== Exercise instructions ==
Each line containing the word "step" should be found and copied.

== Materials provided ==
- - - -

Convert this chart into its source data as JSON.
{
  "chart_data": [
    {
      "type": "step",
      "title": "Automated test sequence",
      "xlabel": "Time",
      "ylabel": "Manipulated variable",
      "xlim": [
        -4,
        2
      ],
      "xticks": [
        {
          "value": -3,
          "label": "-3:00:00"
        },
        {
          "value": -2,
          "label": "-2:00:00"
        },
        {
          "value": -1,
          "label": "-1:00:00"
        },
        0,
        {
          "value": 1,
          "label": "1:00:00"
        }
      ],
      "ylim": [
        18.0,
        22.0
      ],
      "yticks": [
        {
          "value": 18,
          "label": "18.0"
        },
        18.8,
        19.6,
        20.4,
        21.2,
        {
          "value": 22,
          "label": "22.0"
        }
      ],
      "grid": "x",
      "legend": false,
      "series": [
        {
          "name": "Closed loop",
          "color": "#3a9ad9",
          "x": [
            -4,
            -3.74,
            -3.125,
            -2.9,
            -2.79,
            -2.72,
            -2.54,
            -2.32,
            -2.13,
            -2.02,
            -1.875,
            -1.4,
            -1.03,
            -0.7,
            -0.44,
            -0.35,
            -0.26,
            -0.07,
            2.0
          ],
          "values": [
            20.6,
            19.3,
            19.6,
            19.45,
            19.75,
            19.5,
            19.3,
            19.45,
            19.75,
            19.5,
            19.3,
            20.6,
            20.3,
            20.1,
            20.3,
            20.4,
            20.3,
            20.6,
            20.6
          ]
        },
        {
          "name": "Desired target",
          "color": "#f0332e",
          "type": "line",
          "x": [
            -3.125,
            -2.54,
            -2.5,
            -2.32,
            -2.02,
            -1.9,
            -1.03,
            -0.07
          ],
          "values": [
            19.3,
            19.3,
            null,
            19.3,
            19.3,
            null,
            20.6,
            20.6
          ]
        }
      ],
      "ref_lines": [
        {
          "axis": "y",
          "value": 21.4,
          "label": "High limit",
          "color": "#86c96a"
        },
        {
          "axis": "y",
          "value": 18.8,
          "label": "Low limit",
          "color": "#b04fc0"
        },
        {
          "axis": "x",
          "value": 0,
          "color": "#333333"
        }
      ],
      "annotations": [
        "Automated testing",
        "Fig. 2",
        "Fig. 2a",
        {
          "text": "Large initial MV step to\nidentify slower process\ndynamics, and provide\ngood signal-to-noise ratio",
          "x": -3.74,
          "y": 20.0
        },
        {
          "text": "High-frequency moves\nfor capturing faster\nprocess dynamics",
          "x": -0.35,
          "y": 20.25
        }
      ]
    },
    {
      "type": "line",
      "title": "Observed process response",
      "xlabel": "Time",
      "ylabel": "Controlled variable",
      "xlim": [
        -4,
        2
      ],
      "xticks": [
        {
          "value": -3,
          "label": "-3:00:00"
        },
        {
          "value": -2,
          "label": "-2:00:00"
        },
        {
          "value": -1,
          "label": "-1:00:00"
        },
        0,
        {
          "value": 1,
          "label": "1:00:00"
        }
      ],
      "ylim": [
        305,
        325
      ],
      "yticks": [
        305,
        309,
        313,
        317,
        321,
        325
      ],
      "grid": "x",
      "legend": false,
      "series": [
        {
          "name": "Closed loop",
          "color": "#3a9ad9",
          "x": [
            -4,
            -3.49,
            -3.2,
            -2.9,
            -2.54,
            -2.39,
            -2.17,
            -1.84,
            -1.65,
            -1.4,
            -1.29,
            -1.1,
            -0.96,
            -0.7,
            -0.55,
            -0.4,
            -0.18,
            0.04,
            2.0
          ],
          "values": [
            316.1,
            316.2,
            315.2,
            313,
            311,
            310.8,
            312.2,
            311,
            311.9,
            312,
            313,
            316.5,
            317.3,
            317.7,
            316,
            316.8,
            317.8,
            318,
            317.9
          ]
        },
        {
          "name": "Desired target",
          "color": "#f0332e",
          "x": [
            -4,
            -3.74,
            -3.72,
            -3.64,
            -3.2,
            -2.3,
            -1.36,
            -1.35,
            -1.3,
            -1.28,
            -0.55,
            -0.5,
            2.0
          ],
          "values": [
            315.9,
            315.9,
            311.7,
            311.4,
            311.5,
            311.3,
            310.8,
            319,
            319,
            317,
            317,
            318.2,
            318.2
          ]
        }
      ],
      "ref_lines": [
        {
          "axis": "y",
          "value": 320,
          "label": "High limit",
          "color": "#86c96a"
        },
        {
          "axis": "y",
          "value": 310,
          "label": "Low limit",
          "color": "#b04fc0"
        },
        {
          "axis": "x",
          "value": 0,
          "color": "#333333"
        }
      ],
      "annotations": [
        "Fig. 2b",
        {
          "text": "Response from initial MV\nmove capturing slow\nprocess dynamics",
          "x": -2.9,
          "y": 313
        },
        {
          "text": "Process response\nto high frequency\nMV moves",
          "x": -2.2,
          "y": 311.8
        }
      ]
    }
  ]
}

- - - -

== Complete output ==
      "type": "step",
          "text": "Large initial MV step to\nidentify slower process\ndynamics, and provide\ngood signal-to-noise ratio",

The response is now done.